WRITTEN EXERCISE:
In the copy, include every entry exactly but none of the pictures.

[Stored records]
################
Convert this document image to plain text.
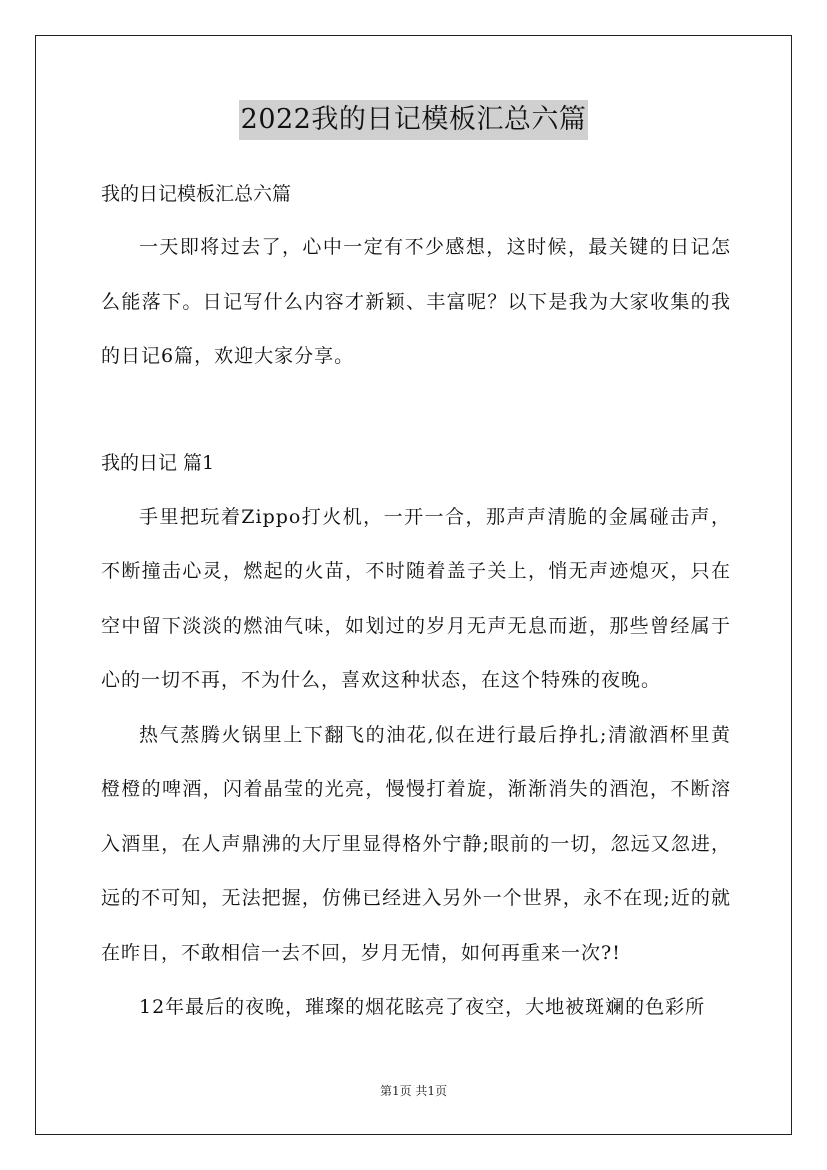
2022我的日记模板汇总六篇

我的日记模板汇总六篇

一天即将过去了，心中一定有不少感想，这时候，最关键的日记怎么能落下。日记写什么内容才新颖、丰富呢？以下是我为大家收集的我的日记6篇，欢迎大家分享。

我的日记 篇1

手里把玩着Zippo打火机，一开一合，那声声清脆的金属碰击声，不断撞击心灵，燃起的火苗，不时随着盖子关上，悄无声迹熄灭，只在空中留下淡淡的燃油气味，如划过的岁月无声无息而逝，那些曾经属于心的一切不再，不为什么，喜欢这种状态，在这个特殊的夜晚。

热气蒸腾火锅里上下翻飞的油花,似在进行最后挣扎;清澈酒杯里黄橙橙的啤酒，闪着晶莹的光亮，慢慢打着旋，渐渐消失的酒泡，不断溶入酒里，在人声鼎沸的大厅里显得格外宁静;眼前的一切，忽远又忽进，远的不可知，无法把握，仿佛已经进入另外一个世界，永不在现;近的就在昨日，不敢相信一去不回，岁月无情，如何再重来一次?!

12年最后的夜晚，璀璨的烟花眩亮了夜空，大地被斑斓的色彩所

第1页 共1页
################
SOLUTION TO THIS EXERCISE:
Convert this document image to plain text.
2022我的日记模板汇总六篇

我的日记模板汇总六篇

一天即将过去了，心中一定有不少感想，这时候，最关键的日记怎么能落下。日记写什么内容才新颖、丰富呢？以下是我为大家收集的我的日记6篇，欢迎大家分享。

我的日记 篇1

手里把玩着Zippo打火机，一开一合，那声声清脆的金属碰击声，不断撞击心灵，燃起的火苗，不时随着盖子关上，悄无声迹熄灭，只在空中留下淡淡的燃油气味，如划过的岁月无声无息而逝，那些曾经属于心的一切不再，不为什么，喜欢这种状态，在这个特殊的夜晚。

热气蒸腾火锅里上下翻飞的油花,似在进行最后挣扎;清澈酒杯里黄橙橙的啤酒，闪着晶莹的光亮，慢慢打着旋，渐渐消失的酒泡，不断溶入酒里，在人声鼎沸的大厅里显得格外宁静;眼前的一切，忽远又忽进，远的不可知，无法把握，仿佛已经进入另外一个世界，永不在现;近的就在昨日，不敢相信一去不回，岁月无情，如何再重来一次?!

12年最后的夜晚，璀璨的烟花眩亮了夜空，大地被斑斓的色彩所

第1页 共1页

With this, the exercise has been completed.